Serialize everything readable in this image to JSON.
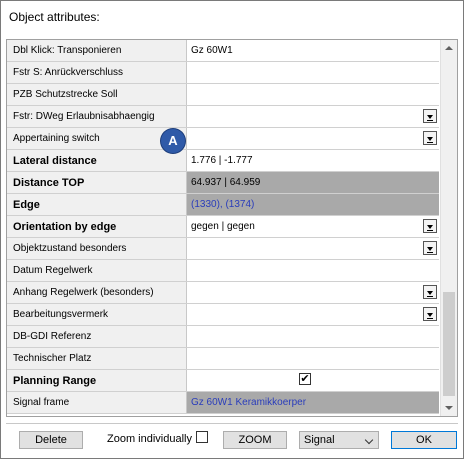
{
  "window": {
    "title": "Object attributes:"
  },
  "attributes": [
    {
      "name": "Dbl Klick: Transponieren",
      "value": "Gz 60W1",
      "bold": false,
      "shaded": false,
      "blue": false,
      "dropdown": false
    },
    {
      "name": "Fstr S: Anrückverschluss",
      "value": "",
      "bold": false,
      "shaded": false,
      "blue": false,
      "dropdown": false
    },
    {
      "name": "PZB Schutzstrecke Soll",
      "value": "",
      "bold": false,
      "shaded": false,
      "blue": false,
      "dropdown": false
    },
    {
      "name": "Fstr: DWeg Erlaubnisabhaengig",
      "value": "",
      "bold": false,
      "shaded": false,
      "blue": false,
      "dropdown": true
    },
    {
      "name": "Appertaining switch",
      "value": "",
      "bold": false,
      "shaded": false,
      "blue": false,
      "dropdown": true
    },
    {
      "name": "Lateral distance",
      "value": "1.776 | -1.777",
      "bold": true,
      "shaded": false,
      "blue": false,
      "dropdown": false
    },
    {
      "name": "Distance TOP",
      "value": "64.937 | 64.959",
      "bold": true,
      "shaded": true,
      "blue": false,
      "dropdown": false
    },
    {
      "name": "Edge",
      "value": "(1330), (1374)",
      "bold": true,
      "shaded": true,
      "blue": true,
      "dropdown": false
    },
    {
      "name": "Orientation by edge",
      "value": "gegen | gegen",
      "bold": true,
      "shaded": false,
      "blue": false,
      "dropdown": true
    },
    {
      "name": "Objektzustand besonders",
      "value": "",
      "bold": false,
      "shaded": false,
      "blue": false,
      "dropdown": true
    },
    {
      "name": "Datum Regelwerk",
      "value": "",
      "bold": false,
      "shaded": false,
      "blue": false,
      "dropdown": false
    },
    {
      "name": "Anhang Regelwerk (besonders)",
      "value": "",
      "bold": false,
      "shaded": false,
      "blue": false,
      "dropdown": true
    },
    {
      "name": "Bearbeitungsvermerk",
      "value": "",
      "bold": false,
      "shaded": false,
      "blue": false,
      "dropdown": true
    },
    {
      "name": "DB-GDI Referenz",
      "value": "",
      "bold": false,
      "shaded": false,
      "blue": false,
      "dropdown": false
    },
    {
      "name": "Technischer Platz",
      "value": "",
      "bold": false,
      "shaded": false,
      "blue": false,
      "dropdown": false
    },
    {
      "name": "Planning Range",
      "value": "",
      "bold": true,
      "shaded": false,
      "blue": false,
      "dropdown": false,
      "checkbox": true,
      "checked": true
    },
    {
      "name": "Signal frame",
      "value": "Gz 60W1 Keramikkoerper",
      "bold": false,
      "shaded": true,
      "blue": true,
      "dropdown": false
    }
  ],
  "annotation": {
    "label": "A"
  },
  "footer": {
    "delete_label": "Delete",
    "zoom_individually_label": "Zoom individually",
    "zoom_label": "ZOOM",
    "select_value": "Signal",
    "ok_label": "OK"
  },
  "colors": {
    "accent": "#2f5aa8",
    "link_blue": "#2a3dbb",
    "shaded_cell": "#a9a9a9"
  }
}
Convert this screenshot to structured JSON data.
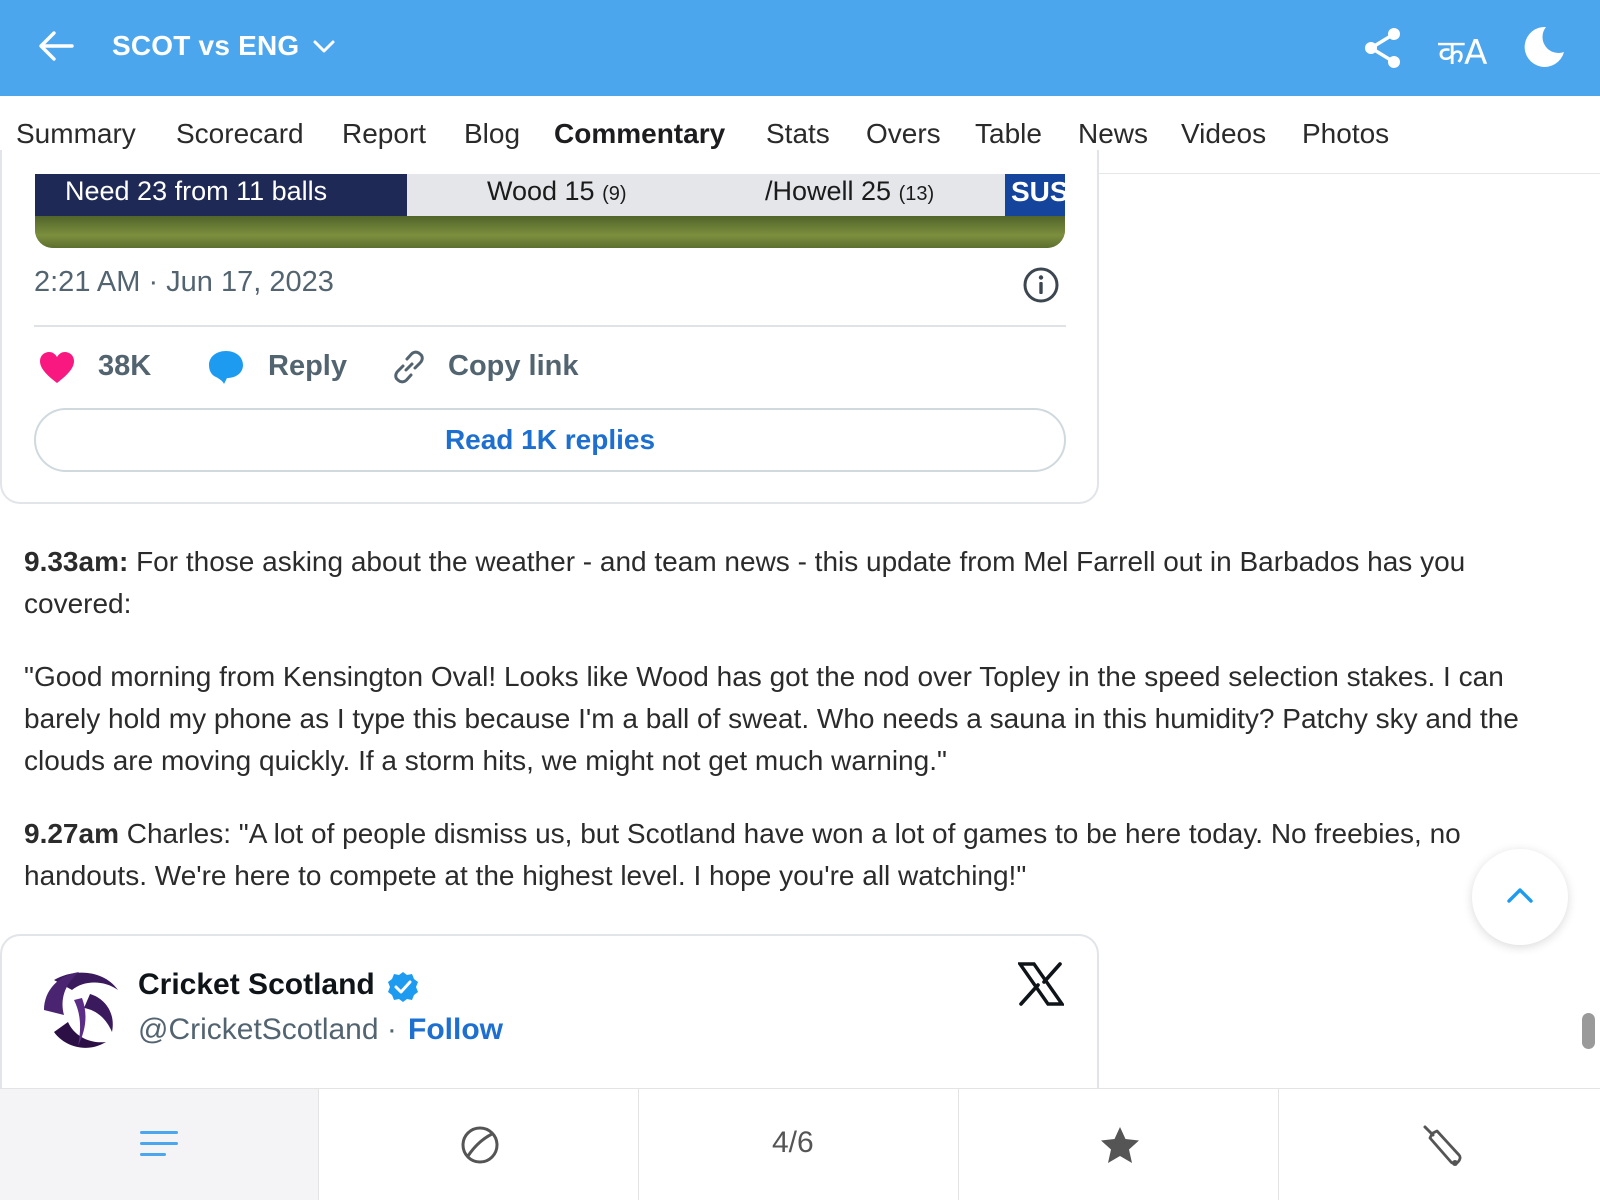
{
  "header": {
    "title": "SCOT vs ENG",
    "lang_toggle": "कA",
    "background_color": "#4ca6ee"
  },
  "tabs": [
    {
      "label": "Summary",
      "active": false
    },
    {
      "label": "Scorecard",
      "active": false
    },
    {
      "label": "Report",
      "active": false
    },
    {
      "label": "Blog",
      "active": false
    },
    {
      "label": "Commentary",
      "active": true
    },
    {
      "label": "Stats",
      "active": false
    },
    {
      "label": "Overs",
      "active": false
    },
    {
      "label": "Table",
      "active": false
    },
    {
      "label": "News",
      "active": false
    },
    {
      "label": "Videos",
      "active": false
    },
    {
      "label": "Photos",
      "active": false
    }
  ],
  "embedded_tweet_1": {
    "media_scorebar": {
      "need": "Need 23 from 11 balls",
      "batter1_name": "Wood 15",
      "batter1_balls": "(9)",
      "batter2_name": "Howell 25",
      "batter2_balls": "(13)",
      "team_badge": "SUS"
    },
    "timestamp": "2:21 AM · Jun 17, 2023",
    "likes": "38K",
    "reply_label": "Reply",
    "copy_link_label": "Copy link",
    "read_replies_label": "Read 1K replies"
  },
  "commentary": [
    {
      "time": "9.33am:",
      "text": " For those asking about the weather - and team news - this update from Mel Farrell out in Barbados has you covered:"
    },
    {
      "time": "",
      "text": "\"Good morning from Kensington Oval! Looks like Wood has got the nod over Topley in the speed selection stakes. I can barely hold my phone as I type this because I'm a ball of sweat. Who needs a sauna in this humidity? Patchy sky and the clouds are moving quickly. If a storm hits, we might not get much warning.\""
    },
    {
      "time": "9.27am",
      "text": " Charles: \"A lot of people dismiss us, but Scotland have won a lot of games to be here today. No freebies, no handouts. We're here to compete at the highest level. I hope you're all watching!\""
    }
  ],
  "embedded_tweet_2": {
    "account_name": "Cricket Scotland",
    "handle": "@CricketScotland",
    "separator": " · ",
    "follow_label": "Follow",
    "verified": true
  },
  "bottom_nav": {
    "items": [
      "menu-icon",
      "ball-icon",
      "page-indicator",
      "star-icon",
      "bat-icon"
    ],
    "page_indicator": "4/6"
  },
  "colors": {
    "accent": "#4ca6ee",
    "link": "#1d6fd0",
    "heart": "#f91880",
    "reply_bubble": "#1d9bf0"
  }
}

The request ▸
Make an exact copy of all entries above, dropping the images.

The output ▸
Serialize everything readable in this image to JSON.
{
  "window": {
    "title": "Object attributes:"
  },
  "attributes": [
    {
      "name": "Dbl Klick: Transponieren",
      "value": "Gz 60W1",
      "bold": false,
      "shaded": false,
      "blue": false,
      "dropdown": false
    },
    {
      "name": "Fstr S: Anrückverschluss",
      "value": "",
      "bold": false,
      "shaded": false,
      "blue": false,
      "dropdown": false
    },
    {
      "name": "PZB Schutzstrecke Soll",
      "value": "",
      "bold": false,
      "shaded": false,
      "blue": false,
      "dropdown": false
    },
    {
      "name": "Fstr: DWeg Erlaubnisabhaengig",
      "value": "",
      "bold": false,
      "shaded": false,
      "blue": false,
      "dropdown": true
    },
    {
      "name": "Appertaining switch",
      "value": "",
      "bold": false,
      "shaded": false,
      "blue": false,
      "dropdown": true
    },
    {
      "name": "Lateral distance",
      "value": "1.776 | -1.777",
      "bold": true,
      "shaded": false,
      "blue": false,
      "dropdown": false
    },
    {
      "name": "Distance TOP",
      "value": "64.937 | 64.959",
      "bold": true,
      "shaded": true,
      "blue": false,
      "dropdown": false
    },
    {
      "name": "Edge",
      "value": "(1330), (1374)",
      "bold": true,
      "shaded": true,
      "blue": true,
      "dropdown": false
    },
    {
      "name": "Orientation by edge",
      "value": "gegen | gegen",
      "bold": true,
      "shaded": false,
      "blue": false,
      "dropdown": true
    },
    {
      "name": "Objektzustand besonders",
      "value": "",
      "bold": false,
      "shaded": false,
      "blue": false,
      "dropdown": true
    },
    {
      "name": "Datum Regelwerk",
      "value": "",
      "bold": false,
      "shaded": false,
      "blue": false,
      "dropdown": false
    },
    {
      "name": "Anhang Regelwerk (besonders)",
      "value": "",
      "bold": false,
      "shaded": false,
      "blue": false,
      "dropdown": true
    },
    {
      "name": "Bearbeitungsvermerk",
      "value": "",
      "bold": false,
      "shaded": false,
      "blue": false,
      "dropdown": true
    },
    {
      "name": "DB-GDI Referenz",
      "value": "",
      "bold": false,
      "shaded": false,
      "blue": false,
      "dropdown": false
    },
    {
      "name": "Technischer Platz",
      "value": "",
      "bold": false,
      "shaded": false,
      "blue": false,
      "dropdown": false
    },
    {
      "name": "Planning Range",
      "value": "",
      "bold": true,
      "shaded": false,
      "blue": false,
      "dropdown": false,
      "checkbox": true,
      "checked": true
    },
    {
      "name": "Signal frame",
      "value": "Gz 60W1 Keramikkoerper",
      "bold": false,
      "shaded": true,
      "blue": true,
      "dropdown": false
    }
  ],
  "annotation": {
    "label": "A"
  },
  "footer": {
    "delete_label": "Delete",
    "zoom_individually_label": "Zoom individually",
    "zoom_label": "ZOOM",
    "select_value": "Signal",
    "ok_label": "OK"
  },
  "colors": {
    "accent": "#2f5aa8",
    "link_blue": "#2a3dbb",
    "shaded_cell": "#a9a9a9"
  }
}
Convert this screenshot to structured JSON data.
{
  "header": {
    "title": "SCOT vs ENG",
    "lang_toggle": "कA",
    "background_color": "#4ca6ee"
  },
  "tabs": [
    {
      "label": "Summary",
      "active": false
    },
    {
      "label": "Scorecard",
      "active": false
    },
    {
      "label": "Report",
      "active": false
    },
    {
      "label": "Blog",
      "active": false
    },
    {
      "label": "Commentary",
      "active": true
    },
    {
      "label": "Stats",
      "active": false
    },
    {
      "label": "Overs",
      "active": false
    },
    {
      "label": "Table",
      "active": false
    },
    {
      "label": "News",
      "active": false
    },
    {
      "label": "Videos",
      "active": false
    },
    {
      "label": "Photos",
      "active": false
    }
  ],
  "embedded_tweet_1": {
    "media_scorebar": {
      "need": "Need 23 from 11 balls",
      "batter1_name": "Wood 15",
      "batter1_balls": "(9)",
      "batter2_name": "Howell 25",
      "batter2_balls": "(13)",
      "team_badge": "SUS"
    },
    "timestamp": "2:21 AM · Jun 17, 2023",
    "likes": "38K",
    "reply_label": "Reply",
    "copy_link_label": "Copy link",
    "read_replies_label": "Read 1K replies"
  },
  "commentary": [
    {
      "time": "9.33am:",
      "text": " For those asking about the weather - and team news - this update from Mel Farrell out in Barbados has you covered:"
    },
    {
      "time": "",
      "text": "\"Good morning from Kensington Oval! Looks like Wood has got the nod over Topley in the speed selection stakes. I can barely hold my phone as I type this because I'm a ball of sweat. Who needs a sauna in this humidity? Patchy sky and the clouds are moving quickly. If a storm hits, we might not get much warning.\""
    },
    {
      "time": "9.27am",
      "text": " Charles: \"A lot of people dismiss us, but Scotland have won a lot of games to be here today. No freebies, no handouts. We're here to compete at the highest level. I hope you're all watching!\""
    }
  ],
  "embedded_tweet_2": {
    "account_name": "Cricket Scotland",
    "handle": "@CricketScotland",
    "separator": " · ",
    "follow_label": "Follow",
    "verified": true
  },
  "bottom_nav": {
    "items": [
      "menu-icon",
      "ball-icon",
      "page-indicator",
      "star-icon",
      "bat-icon"
    ],
    "page_indicator": "4/6"
  },
  "colors": {
    "accent": "#4ca6ee",
    "link": "#1d6fd0",
    "heart": "#f91880",
    "reply_bubble": "#1d9bf0"
  }
}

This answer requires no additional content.